Transcribe the material exactly. Images do not belong in the copy.

Data excerpts:
= = =
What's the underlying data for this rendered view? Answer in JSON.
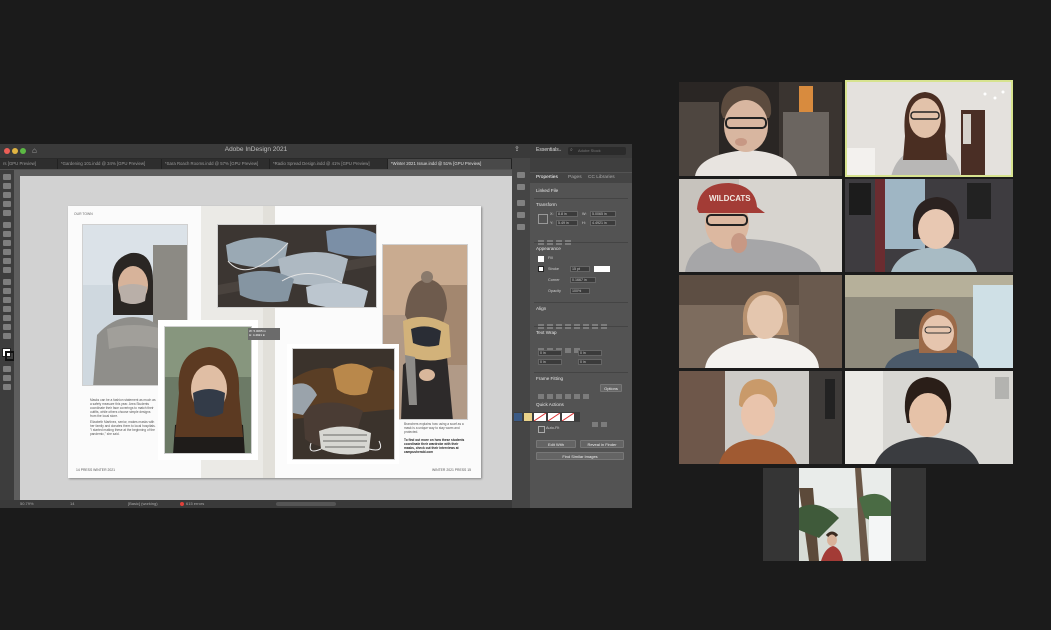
{
  "indesign": {
    "app_title": "Adobe InDesign 2021",
    "doc_tabs": [
      {
        "label": "rs [GPU Preview]",
        "active": false
      },
      {
        "label": "*Gardening 101.indd @ 34% [GPU Preview]",
        "active": false
      },
      {
        "label": "*Sara Roach Rooms.indd @ 57% [GPU Preview]",
        "active": false
      },
      {
        "label": "*Radio Spread Design.indd @ 41% [GPU Preview]",
        "active": false
      },
      {
        "label": "*Winter 2021 Issue.indd @ 51% [GPU Preview]",
        "active": true
      }
    ],
    "workspace": {
      "label": "Essentials",
      "search_placeholder": "Adobe Stock"
    },
    "panel_tabs": [
      "Properties",
      "Pages",
      "CC Libraries"
    ],
    "panel": {
      "linked_file": "Linked File",
      "transform": "Transform",
      "x": "8.8 in",
      "y": "5.49 in",
      "w": "5.0065 in",
      "h": "4.4921 in",
      "appearance": "Appearance",
      "fill": "Fill",
      "stroke": "Stroke",
      "stroke_value": "15 pt",
      "corner": "Corner",
      "corner_value": "0.1667 in",
      "opacity": "Opacity",
      "opacity_value": "100%",
      "align": "Align",
      "text_wrap": "Text Wrap",
      "wrap_value": "0 in",
      "frame_fitting": "Frame Fitting",
      "options": "Options",
      "quick_actions": "Quick Actions",
      "auto_fit": "Auto-Fit",
      "edit_with": "Edit With",
      "reveal_in_finder": "Reveal in Finder",
      "find_similar": "Find Similar Images"
    },
    "layout": {
      "header_left": "OUR TOWN",
      "folio_left": "14 PRESS WINTER 2021",
      "folio_right": "WINTER 2021 PRESS 15",
      "body_left": "Masks can be a fashion statement as much as a safety measure this year. Area Students coordinate their face coverings to match their outfits, while others choose simple designs from the local store.",
      "body_left2": "Elizabeth Martinez, senior, makes masks with her family and donates them to local hospitals. \"I started making these at the beginning of the pandemic,\" she said.",
      "body_right": "Branchers explains how using a scarf as a mask is a unique way to stay warm and protected.",
      "body_right_bold": "To find out more on how these students coordinate their wardrobe with their masks, check out their interviews at campusherald.com",
      "measure_label": "W: 5.0065 in\nH: 4.4921 in"
    },
    "status": {
      "zoom": "50.79%",
      "page": "14",
      "style": "[Basic] (working)",
      "errors": "615 errors"
    }
  },
  "zoom": {
    "participants": [
      {
        "id": "p1",
        "speaking": false
      },
      {
        "id": "p2",
        "speaking": true
      },
      {
        "id": "p3",
        "speaking": false,
        "hat_text": "WILDCATS"
      },
      {
        "id": "p4",
        "speaking": false
      },
      {
        "id": "p5",
        "speaking": false
      },
      {
        "id": "p6",
        "speaking": false
      },
      {
        "id": "p7",
        "speaking": false
      },
      {
        "id": "p8",
        "speaking": false
      },
      {
        "id": "p9",
        "speaking": false
      }
    ],
    "accent_color": "#d7e38f"
  }
}
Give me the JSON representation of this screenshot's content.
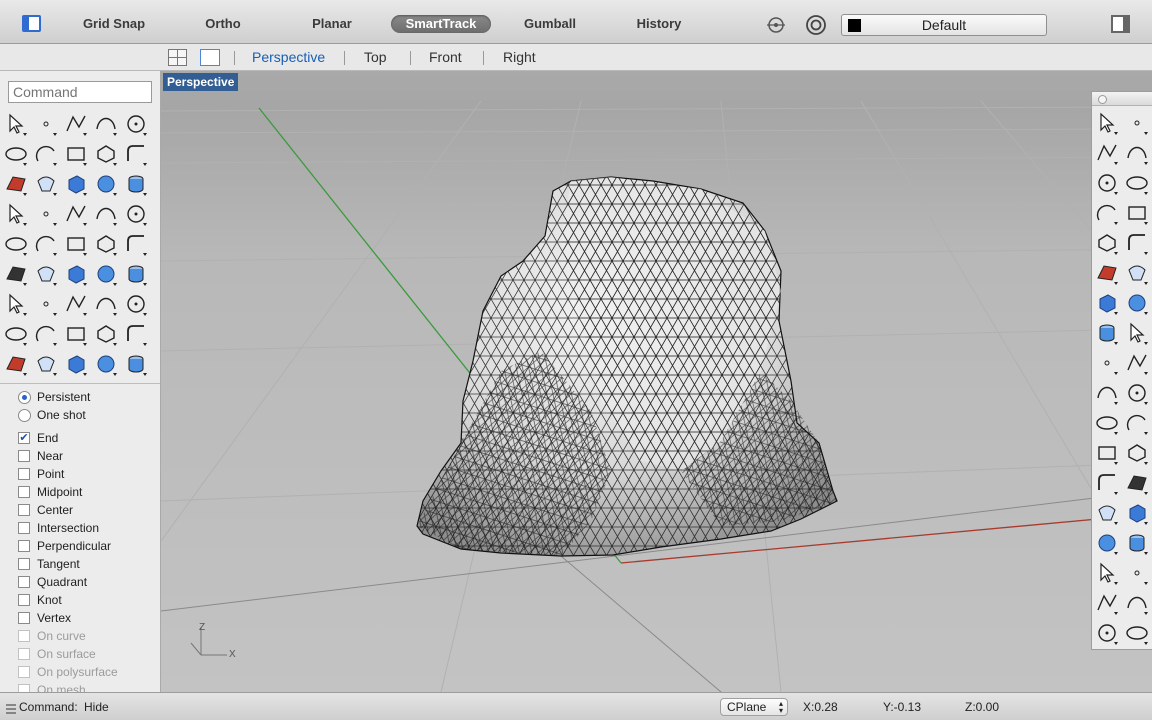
= = =
* **COMPLETED TASK**:
What's the underlying data for this rendered view? Answer in JSON.
{
  "indesign": {
    "app_title": "Adobe InDesign 2021",
    "doc_tabs": [
      {
        "label": "rs [GPU Preview]",
        "active": false
      },
      {
        "label": "*Gardening 101.indd @ 34% [GPU Preview]",
        "active": false
      },
      {
        "label": "*Sara Roach Rooms.indd @ 57% [GPU Preview]",
        "active": false
      },
      {
        "label": "*Radio Spread Design.indd @ 41% [GPU Preview]",
        "active": false
      },
      {
        "label": "*Winter 2021 Issue.indd @ 51% [GPU Preview]",
        "active": true
      }
    ],
    "workspace": {
      "label": "Essentials",
      "search_placeholder": "Adobe Stock"
    },
    "panel_tabs": [
      "Properties",
      "Pages",
      "CC Libraries"
    ],
    "panel": {
      "linked_file": "Linked File",
      "transform": "Transform",
      "x": "8.8 in",
      "y": "5.49 in",
      "w": "5.0065 in",
      "h": "4.4921 in",
      "appearance": "Appearance",
      "fill": "Fill",
      "stroke": "Stroke",
      "stroke_value": "15 pt",
      "corner": "Corner",
      "corner_value": "0.1667 in",
      "opacity": "Opacity",
      "opacity_value": "100%",
      "align": "Align",
      "text_wrap": "Text Wrap",
      "wrap_value": "0 in",
      "frame_fitting": "Frame Fitting",
      "options": "Options",
      "quick_actions": "Quick Actions",
      "auto_fit": "Auto-Fit",
      "edit_with": "Edit With",
      "reveal_in_finder": "Reveal in Finder",
      "find_similar": "Find Similar Images"
    },
    "layout": {
      "header_left": "OUR TOWN",
      "folio_left": "14 PRESS WINTER 2021",
      "folio_right": "WINTER 2021 PRESS 15",
      "body_left": "Masks can be a fashion statement as much as a safety measure this year. Area Students coordinate their face coverings to match their outfits, while others choose simple designs from the local store.",
      "body_left2": "Elizabeth Martinez, senior, makes masks with her family and donates them to local hospitals. \"I started making these at the beginning of the pandemic,\" she said.",
      "body_right": "Branchers explains how using a scarf as a mask is a unique way to stay warm and protected.",
      "body_right_bold": "To find out more on how these students coordinate their wardrobe with their masks, check out their interviews at campusherald.com",
      "measure_label": "W: 5.0065 in\nH: 4.4921 in"
    },
    "status": {
      "zoom": "50.79%",
      "page": "14",
      "style": "[Basic] (working)",
      "errors": "615 errors"
    }
  },
  "zoom": {
    "participants": [
      {
        "id": "p1",
        "speaking": false
      },
      {
        "id": "p2",
        "speaking": true
      },
      {
        "id": "p3",
        "speaking": false,
        "hat_text": "WILDCATS"
      },
      {
        "id": "p4",
        "speaking": false
      },
      {
        "id": "p5",
        "speaking": false
      },
      {
        "id": "p6",
        "speaking": false
      },
      {
        "id": "p7",
        "speaking": false
      },
      {
        "id": "p8",
        "speaking": false
      },
      {
        "id": "p9",
        "speaking": false
      }
    ],
    "accent_color": "#d7e38f"
  }
}
Give me the JSON representation of this screenshot's content.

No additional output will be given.